— start of Records for processing —

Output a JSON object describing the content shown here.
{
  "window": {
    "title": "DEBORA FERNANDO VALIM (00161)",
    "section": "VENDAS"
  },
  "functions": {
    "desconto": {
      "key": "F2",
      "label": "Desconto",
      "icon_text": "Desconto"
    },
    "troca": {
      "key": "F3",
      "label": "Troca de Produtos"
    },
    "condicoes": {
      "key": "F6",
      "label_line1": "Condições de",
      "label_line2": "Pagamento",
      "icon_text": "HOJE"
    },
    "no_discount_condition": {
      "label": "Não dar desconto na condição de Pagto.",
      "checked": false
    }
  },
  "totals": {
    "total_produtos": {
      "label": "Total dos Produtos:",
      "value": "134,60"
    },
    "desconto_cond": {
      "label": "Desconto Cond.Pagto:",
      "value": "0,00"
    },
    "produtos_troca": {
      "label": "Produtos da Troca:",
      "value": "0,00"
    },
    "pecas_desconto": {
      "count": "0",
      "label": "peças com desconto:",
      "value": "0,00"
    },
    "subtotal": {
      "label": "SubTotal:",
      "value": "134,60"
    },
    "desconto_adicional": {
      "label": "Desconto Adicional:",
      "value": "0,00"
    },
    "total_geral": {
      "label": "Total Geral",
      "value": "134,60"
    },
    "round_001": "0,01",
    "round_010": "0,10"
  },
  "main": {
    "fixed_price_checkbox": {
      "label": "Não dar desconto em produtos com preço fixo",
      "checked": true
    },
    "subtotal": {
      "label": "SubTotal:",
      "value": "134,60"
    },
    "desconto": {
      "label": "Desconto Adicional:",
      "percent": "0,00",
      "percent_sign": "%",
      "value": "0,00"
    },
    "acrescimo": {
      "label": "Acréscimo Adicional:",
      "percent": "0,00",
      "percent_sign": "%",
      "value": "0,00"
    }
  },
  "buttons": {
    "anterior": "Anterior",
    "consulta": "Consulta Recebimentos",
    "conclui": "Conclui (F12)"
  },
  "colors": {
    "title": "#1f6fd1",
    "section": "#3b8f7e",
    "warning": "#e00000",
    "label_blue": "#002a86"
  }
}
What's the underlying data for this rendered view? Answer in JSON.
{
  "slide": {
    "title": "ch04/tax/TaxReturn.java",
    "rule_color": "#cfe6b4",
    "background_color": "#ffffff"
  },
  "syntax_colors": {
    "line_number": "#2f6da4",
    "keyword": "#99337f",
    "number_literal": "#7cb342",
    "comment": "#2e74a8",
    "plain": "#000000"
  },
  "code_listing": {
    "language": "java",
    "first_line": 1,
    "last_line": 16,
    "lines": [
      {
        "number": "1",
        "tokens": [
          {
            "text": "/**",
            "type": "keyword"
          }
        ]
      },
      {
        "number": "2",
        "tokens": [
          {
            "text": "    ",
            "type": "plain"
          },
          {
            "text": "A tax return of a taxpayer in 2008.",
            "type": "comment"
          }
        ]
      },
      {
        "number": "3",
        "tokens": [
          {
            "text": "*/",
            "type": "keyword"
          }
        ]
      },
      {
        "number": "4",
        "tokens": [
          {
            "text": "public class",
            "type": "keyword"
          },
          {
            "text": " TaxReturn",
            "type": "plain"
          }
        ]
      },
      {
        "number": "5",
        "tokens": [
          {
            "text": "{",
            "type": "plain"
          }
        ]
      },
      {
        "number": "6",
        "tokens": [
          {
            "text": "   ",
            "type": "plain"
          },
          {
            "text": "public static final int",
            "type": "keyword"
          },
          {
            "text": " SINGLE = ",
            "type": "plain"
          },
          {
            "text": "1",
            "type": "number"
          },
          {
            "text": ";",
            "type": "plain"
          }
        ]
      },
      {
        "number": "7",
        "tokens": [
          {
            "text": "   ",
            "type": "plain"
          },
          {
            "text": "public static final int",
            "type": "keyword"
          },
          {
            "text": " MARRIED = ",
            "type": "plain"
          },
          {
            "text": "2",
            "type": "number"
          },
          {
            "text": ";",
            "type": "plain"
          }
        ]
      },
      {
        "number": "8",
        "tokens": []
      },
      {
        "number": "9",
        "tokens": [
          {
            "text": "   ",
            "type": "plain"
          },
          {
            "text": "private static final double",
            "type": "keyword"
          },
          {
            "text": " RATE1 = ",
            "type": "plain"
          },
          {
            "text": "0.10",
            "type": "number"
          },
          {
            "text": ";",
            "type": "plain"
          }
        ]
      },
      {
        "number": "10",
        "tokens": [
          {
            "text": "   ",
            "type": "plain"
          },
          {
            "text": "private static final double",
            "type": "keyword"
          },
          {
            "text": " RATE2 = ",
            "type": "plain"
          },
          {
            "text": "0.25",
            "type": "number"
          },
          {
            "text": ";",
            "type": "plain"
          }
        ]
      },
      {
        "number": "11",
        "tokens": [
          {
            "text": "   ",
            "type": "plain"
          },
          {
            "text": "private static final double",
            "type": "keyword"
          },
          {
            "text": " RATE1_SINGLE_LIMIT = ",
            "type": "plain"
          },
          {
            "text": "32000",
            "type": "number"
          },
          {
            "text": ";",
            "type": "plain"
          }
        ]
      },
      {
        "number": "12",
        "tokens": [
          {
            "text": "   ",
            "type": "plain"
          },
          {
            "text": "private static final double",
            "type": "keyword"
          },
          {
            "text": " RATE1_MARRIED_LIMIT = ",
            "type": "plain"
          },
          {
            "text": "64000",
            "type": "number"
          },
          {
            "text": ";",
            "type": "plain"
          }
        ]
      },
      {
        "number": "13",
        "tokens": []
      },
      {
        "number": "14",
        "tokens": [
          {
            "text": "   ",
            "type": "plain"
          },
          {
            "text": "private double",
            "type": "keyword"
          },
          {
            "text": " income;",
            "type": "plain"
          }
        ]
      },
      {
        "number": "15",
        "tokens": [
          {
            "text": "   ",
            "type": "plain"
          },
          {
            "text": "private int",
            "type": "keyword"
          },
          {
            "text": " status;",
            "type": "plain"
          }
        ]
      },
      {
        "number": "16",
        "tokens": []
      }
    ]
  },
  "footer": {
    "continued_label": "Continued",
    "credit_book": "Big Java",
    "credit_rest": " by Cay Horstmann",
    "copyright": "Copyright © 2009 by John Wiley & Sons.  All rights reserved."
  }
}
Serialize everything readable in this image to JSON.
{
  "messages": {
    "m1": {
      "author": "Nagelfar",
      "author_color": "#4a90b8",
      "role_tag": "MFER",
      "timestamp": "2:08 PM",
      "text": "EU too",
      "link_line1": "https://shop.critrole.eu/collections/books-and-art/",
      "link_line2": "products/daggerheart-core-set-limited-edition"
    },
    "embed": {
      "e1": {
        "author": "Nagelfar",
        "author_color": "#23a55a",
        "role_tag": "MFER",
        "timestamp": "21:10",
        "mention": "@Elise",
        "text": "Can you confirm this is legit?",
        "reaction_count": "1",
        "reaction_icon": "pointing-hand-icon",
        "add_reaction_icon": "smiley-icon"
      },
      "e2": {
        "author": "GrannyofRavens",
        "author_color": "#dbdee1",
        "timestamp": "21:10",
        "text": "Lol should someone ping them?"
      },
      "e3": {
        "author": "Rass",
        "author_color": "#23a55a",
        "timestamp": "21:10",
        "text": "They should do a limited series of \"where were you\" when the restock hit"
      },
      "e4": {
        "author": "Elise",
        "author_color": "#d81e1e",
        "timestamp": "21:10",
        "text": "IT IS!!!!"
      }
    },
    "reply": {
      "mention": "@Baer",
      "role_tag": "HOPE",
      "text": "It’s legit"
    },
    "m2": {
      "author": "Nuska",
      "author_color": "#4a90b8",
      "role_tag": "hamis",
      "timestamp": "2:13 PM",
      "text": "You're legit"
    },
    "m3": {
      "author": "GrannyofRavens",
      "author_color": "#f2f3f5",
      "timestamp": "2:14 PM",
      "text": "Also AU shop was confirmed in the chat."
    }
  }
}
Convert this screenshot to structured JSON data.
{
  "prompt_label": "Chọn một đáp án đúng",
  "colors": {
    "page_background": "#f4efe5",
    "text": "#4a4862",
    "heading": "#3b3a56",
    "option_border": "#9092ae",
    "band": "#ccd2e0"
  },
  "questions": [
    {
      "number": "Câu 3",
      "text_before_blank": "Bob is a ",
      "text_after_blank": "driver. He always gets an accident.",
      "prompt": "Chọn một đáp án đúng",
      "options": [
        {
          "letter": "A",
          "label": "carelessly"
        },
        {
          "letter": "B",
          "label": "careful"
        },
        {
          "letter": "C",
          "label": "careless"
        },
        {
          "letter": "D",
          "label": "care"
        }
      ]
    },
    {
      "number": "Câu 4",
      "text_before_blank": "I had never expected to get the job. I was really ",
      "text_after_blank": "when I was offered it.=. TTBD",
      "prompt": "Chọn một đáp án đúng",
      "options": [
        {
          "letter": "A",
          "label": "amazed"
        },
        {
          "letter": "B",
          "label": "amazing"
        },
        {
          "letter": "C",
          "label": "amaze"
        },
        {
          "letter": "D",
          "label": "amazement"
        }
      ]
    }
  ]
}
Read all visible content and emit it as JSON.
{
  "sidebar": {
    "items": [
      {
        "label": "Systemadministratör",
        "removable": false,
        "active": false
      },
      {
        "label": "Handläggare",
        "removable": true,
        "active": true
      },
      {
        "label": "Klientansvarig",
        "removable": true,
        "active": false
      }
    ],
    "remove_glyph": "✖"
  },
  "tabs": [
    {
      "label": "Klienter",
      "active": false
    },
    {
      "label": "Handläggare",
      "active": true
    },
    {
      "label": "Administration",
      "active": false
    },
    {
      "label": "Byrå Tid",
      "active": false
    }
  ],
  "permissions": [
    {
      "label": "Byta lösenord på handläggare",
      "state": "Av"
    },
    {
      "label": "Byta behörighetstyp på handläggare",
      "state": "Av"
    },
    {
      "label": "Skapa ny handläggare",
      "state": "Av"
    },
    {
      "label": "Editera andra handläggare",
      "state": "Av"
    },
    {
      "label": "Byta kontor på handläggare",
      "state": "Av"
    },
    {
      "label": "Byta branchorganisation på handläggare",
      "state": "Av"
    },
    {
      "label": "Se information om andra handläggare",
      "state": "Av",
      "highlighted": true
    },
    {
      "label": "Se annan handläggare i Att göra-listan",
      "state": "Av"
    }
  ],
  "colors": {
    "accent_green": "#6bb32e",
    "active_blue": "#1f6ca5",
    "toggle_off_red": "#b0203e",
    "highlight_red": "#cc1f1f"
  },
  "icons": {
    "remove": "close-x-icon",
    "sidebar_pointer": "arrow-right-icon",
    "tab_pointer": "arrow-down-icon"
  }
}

— end of Records for processing —

- [Objective]
Read the entries above, then pull out the lines that include "JSON".

- [Correct result]
Output a JSON object describing the content shown here.
What's the underlying data for this rendered view? Answer in JSON.
Serialize everything readable in this image to JSON.
Convert this screenshot to structured JSON data.
Read all visible content and emit it as JSON.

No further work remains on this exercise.